▸ Requirements
Print the whole listing exactly.

═════ Record excerpts ═════

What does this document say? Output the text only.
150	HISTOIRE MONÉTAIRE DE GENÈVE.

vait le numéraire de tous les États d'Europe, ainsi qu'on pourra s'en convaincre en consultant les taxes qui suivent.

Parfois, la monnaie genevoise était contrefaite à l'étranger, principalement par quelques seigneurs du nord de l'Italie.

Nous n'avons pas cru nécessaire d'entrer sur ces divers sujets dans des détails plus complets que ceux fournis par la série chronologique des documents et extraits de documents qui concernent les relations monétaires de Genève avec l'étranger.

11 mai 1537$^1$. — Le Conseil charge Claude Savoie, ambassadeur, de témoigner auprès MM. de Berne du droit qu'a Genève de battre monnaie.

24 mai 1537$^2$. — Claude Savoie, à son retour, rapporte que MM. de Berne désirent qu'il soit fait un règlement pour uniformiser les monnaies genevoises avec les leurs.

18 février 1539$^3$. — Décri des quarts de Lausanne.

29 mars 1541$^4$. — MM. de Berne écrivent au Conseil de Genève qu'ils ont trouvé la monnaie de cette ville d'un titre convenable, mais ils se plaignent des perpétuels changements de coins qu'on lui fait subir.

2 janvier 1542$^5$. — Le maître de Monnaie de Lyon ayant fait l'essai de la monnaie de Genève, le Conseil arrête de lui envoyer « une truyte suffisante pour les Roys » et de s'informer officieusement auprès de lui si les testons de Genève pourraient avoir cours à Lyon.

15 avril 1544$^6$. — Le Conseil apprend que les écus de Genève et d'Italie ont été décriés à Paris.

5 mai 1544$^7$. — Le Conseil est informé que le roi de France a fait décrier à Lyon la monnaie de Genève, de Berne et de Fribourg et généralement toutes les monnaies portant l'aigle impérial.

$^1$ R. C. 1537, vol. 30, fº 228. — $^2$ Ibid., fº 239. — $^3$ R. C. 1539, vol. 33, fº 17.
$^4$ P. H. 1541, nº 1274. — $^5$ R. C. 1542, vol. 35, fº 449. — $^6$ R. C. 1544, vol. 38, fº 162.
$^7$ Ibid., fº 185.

═════

▸ Response
What does this document say? Output the text only.
150	HISTOIRE MONÉTAIRE DE GENÈVE.

vait le numéraire de tous les États d'Europe, ainsi qu'on pourra s'en convaincre en consultant les taxes qui suivent.

Parfois, la monnaie genevoise était contrefaite à l'étranger, principalement par quelques seigneurs du nord de l'Italie.

Nous n'avons pas cru nécessaire d'entrer sur ces divers sujets dans des détails plus complets que ceux fournis par la série chronologique des documents et extraits de documents qui concernent les relations monétaires de Genève avec l'étranger.

11 mai 1537$^1$. — Le Conseil charge Claude Savoie, ambassadeur, de témoigner auprès MM. de Berne du droit qu'a Genève de battre monnaie.

24 mai 1537$^2$. — Claude Savoie, à son retour, rapporte que MM. de Berne désirent qu'il soit fait un règlement pour uniformiser les monnaies genevoises avec les leurs.

18 février 1539$^3$. — Décri des quarts de Lausanne.

29 mars 1541$^4$. — MM. de Berne écrivent au Conseil de Genève qu'ils ont trouvé la monnaie de cette ville d'un titre convenable, mais ils se plaignent des perpétuels changements de coins qu'on lui fait subir.

2 janvier 1542$^5$. — Le maître de Monnaie de Lyon ayant fait l'essai de la monnaie de Genève, le Conseil arrête de lui envoyer « une truyte suffisante pour les Roys » et de s'informer officieusement auprès de lui si les testons de Genève pourraient avoir cours à Lyon.

15 avril 1544$^6$. — Le Conseil apprend que les écus de Genève et d'Italie ont été décriés à Paris.

5 mai 1544$^7$. — Le Conseil est informé que le roi de France a fait décrier à Lyon la monnaie de Genève, de Berne et de Fribourg et généralement toutes les monnaies portant l'aigle impérial.

$^1$ R. C. 1537, vol. 30, fº 228. — $^2$ Ibid., fº 239. — $^3$ R. C. 1539, vol. 33, fº 17.
$^4$ P. H. 1541, nº 1274. — $^5$ R. C. 1542, vol. 35, fº 449. — $^6$ R. C. 1544, vol. 38, fº 162.
$^7$ Ibid., fº 185.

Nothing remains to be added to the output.